> [Task details] Retype every entry in its entirety, without alteration.
══════════
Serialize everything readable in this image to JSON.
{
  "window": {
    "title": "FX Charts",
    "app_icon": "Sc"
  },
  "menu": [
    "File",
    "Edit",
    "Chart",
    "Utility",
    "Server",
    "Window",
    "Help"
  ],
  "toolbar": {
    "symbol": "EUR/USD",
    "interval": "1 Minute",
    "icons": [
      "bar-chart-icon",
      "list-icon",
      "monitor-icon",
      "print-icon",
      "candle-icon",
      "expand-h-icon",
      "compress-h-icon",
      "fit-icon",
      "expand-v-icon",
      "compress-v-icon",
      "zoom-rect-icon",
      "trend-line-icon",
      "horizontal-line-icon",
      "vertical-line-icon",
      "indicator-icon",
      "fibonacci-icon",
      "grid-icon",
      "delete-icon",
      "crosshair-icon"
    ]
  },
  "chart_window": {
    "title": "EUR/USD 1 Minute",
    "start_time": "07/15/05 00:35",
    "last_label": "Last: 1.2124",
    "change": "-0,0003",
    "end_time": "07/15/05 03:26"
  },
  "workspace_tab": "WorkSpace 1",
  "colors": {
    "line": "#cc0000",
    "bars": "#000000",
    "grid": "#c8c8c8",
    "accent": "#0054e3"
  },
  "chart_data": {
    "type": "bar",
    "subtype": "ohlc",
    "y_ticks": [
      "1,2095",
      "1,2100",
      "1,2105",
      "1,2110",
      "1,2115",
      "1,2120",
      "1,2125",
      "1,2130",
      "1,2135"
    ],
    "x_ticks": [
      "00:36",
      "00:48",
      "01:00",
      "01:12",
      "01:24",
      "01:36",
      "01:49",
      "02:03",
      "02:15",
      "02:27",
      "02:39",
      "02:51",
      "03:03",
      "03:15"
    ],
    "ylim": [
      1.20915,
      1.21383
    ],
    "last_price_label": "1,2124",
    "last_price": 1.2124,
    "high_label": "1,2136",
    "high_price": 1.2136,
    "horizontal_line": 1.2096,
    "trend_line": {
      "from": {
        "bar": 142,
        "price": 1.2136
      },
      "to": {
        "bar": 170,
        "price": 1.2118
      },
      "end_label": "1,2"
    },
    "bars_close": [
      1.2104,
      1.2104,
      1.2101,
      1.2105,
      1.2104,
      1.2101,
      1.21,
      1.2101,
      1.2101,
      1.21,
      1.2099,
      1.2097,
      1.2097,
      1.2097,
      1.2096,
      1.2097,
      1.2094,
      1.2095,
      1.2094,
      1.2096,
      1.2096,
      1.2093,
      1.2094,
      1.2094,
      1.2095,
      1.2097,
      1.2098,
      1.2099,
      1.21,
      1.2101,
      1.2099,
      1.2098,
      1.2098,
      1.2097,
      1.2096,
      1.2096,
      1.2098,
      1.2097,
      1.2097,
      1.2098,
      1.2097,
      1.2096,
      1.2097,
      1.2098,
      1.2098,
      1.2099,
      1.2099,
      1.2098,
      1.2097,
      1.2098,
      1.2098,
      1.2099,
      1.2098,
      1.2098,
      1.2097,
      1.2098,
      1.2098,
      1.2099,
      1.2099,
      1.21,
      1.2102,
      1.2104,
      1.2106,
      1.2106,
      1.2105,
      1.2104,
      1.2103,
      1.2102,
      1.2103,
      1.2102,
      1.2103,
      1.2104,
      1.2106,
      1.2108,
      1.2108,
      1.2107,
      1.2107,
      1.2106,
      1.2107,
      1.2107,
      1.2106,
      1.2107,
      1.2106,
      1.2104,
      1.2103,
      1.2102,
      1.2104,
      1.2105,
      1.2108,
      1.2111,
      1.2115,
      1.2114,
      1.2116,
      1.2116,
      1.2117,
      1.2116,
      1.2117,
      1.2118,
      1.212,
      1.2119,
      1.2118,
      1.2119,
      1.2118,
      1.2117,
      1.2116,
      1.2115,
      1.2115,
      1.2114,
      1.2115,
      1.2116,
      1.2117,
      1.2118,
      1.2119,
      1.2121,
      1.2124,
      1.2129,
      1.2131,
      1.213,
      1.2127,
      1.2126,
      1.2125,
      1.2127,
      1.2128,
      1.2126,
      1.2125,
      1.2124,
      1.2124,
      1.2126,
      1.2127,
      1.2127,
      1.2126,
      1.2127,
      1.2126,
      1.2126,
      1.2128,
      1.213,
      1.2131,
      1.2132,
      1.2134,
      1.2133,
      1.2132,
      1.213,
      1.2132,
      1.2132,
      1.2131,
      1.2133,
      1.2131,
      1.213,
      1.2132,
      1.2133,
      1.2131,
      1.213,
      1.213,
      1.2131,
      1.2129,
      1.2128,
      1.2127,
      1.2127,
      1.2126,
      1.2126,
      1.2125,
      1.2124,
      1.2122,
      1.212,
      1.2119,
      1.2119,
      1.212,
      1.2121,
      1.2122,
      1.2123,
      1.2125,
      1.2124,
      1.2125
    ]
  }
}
══════════
> [Reply]
Serialize everything readable in this image to JSON.
{
  "window": {
    "title": "FX Charts",
    "app_icon": "Sc"
  },
  "menu": [
    "File",
    "Edit",
    "Chart",
    "Utility",
    "Server",
    "Window",
    "Help"
  ],
  "toolbar": {
    "symbol": "EUR/USD",
    "interval": "1 Minute",
    "icons": [
      "bar-chart-icon",
      "list-icon",
      "monitor-icon",
      "print-icon",
      "candle-icon",
      "expand-h-icon",
      "compress-h-icon",
      "fit-icon",
      "expand-v-icon",
      "compress-v-icon",
      "zoom-rect-icon",
      "trend-line-icon",
      "horizontal-line-icon",
      "vertical-line-icon",
      "indicator-icon",
      "fibonacci-icon",
      "grid-icon",
      "delete-icon",
      "crosshair-icon"
    ]
  },
  "chart_window": {
    "title": "EUR/USD 1 Minute",
    "start_time": "07/15/05 00:35",
    "last_label": "Last: 1.2124",
    "change": "-0,0003",
    "end_time": "07/15/05 03:26"
  },
  "workspace_tab": "WorkSpace 1",
  "colors": {
    "line": "#cc0000",
    "bars": "#000000",
    "grid": "#c8c8c8",
    "accent": "#0054e3"
  },
  "chart_data": {
    "type": "bar",
    "subtype": "ohlc",
    "y_ticks": [
      "1,2095",
      "1,2100",
      "1,2105",
      "1,2110",
      "1,2115",
      "1,2120",
      "1,2125",
      "1,2130",
      "1,2135"
    ],
    "x_ticks": [
      "00:36",
      "00:48",
      "01:00",
      "01:12",
      "01:24",
      "01:36",
      "01:49",
      "02:03",
      "02:15",
      "02:27",
      "02:39",
      "02:51",
      "03:03",
      "03:15"
    ],
    "ylim": [
      1.20915,
      1.21383
    ],
    "last_price_label": "1,2124",
    "last_price": 1.2124,
    "high_label": "1,2136",
    "high_price": 1.2136,
    "horizontal_line": 1.2096,
    "trend_line": {
      "from": {
        "bar": 142,
        "price": 1.2136
      },
      "to": {
        "bar": 170,
        "price": 1.2118
      },
      "end_label": "1,2"
    },
    "bars_close": [
      1.2104,
      1.2104,
      1.2101,
      1.2105,
      1.2104,
      1.2101,
      1.21,
      1.2101,
      1.2101,
      1.21,
      1.2099,
      1.2097,
      1.2097,
      1.2097,
      1.2096,
      1.2097,
      1.2094,
      1.2095,
      1.2094,
      1.2096,
      1.2096,
      1.2093,
      1.2094,
      1.2094,
      1.2095,
      1.2097,
      1.2098,
      1.2099,
      1.21,
      1.2101,
      1.2099,
      1.2098,
      1.2098,
      1.2097,
      1.2096,
      1.2096,
      1.2098,
      1.2097,
      1.2097,
      1.2098,
      1.2097,
      1.2096,
      1.2097,
      1.2098,
      1.2098,
      1.2099,
      1.2099,
      1.2098,
      1.2097,
      1.2098,
      1.2098,
      1.2099,
      1.2098,
      1.2098,
      1.2097,
      1.2098,
      1.2098,
      1.2099,
      1.2099,
      1.21,
      1.2102,
      1.2104,
      1.2106,
      1.2106,
      1.2105,
      1.2104,
      1.2103,
      1.2102,
      1.2103,
      1.2102,
      1.2103,
      1.2104,
      1.2106,
      1.2108,
      1.2108,
      1.2107,
      1.2107,
      1.2106,
      1.2107,
      1.2107,
      1.2106,
      1.2107,
      1.2106,
      1.2104,
      1.2103,
      1.2102,
      1.2104,
      1.2105,
      1.2108,
      1.2111,
      1.2115,
      1.2114,
      1.2116,
      1.2116,
      1.2117,
      1.2116,
      1.2117,
      1.2118,
      1.212,
      1.2119,
      1.2118,
      1.2119,
      1.2118,
      1.2117,
      1.2116,
      1.2115,
      1.2115,
      1.2114,
      1.2115,
      1.2116,
      1.2117,
      1.2118,
      1.2119,
      1.2121,
      1.2124,
      1.2129,
      1.2131,
      1.213,
      1.2127,
      1.2126,
      1.2125,
      1.2127,
      1.2128,
      1.2126,
      1.2125,
      1.2124,
      1.2124,
      1.2126,
      1.2127,
      1.2127,
      1.2126,
      1.2127,
      1.2126,
      1.2126,
      1.2128,
      1.213,
      1.2131,
      1.2132,
      1.2134,
      1.2133,
      1.2132,
      1.213,
      1.2132,
      1.2132,
      1.2131,
      1.2133,
      1.2131,
      1.213,
      1.2132,
      1.2133,
      1.2131,
      1.213,
      1.213,
      1.2131,
      1.2129,
      1.2128,
      1.2127,
      1.2127,
      1.2126,
      1.2126,
      1.2125,
      1.2124,
      1.2122,
      1.212,
      1.2119,
      1.2119,
      1.212,
      1.2121,
      1.2122,
      1.2123,
      1.2125,
      1.2124,
      1.2125
    ]
  }
}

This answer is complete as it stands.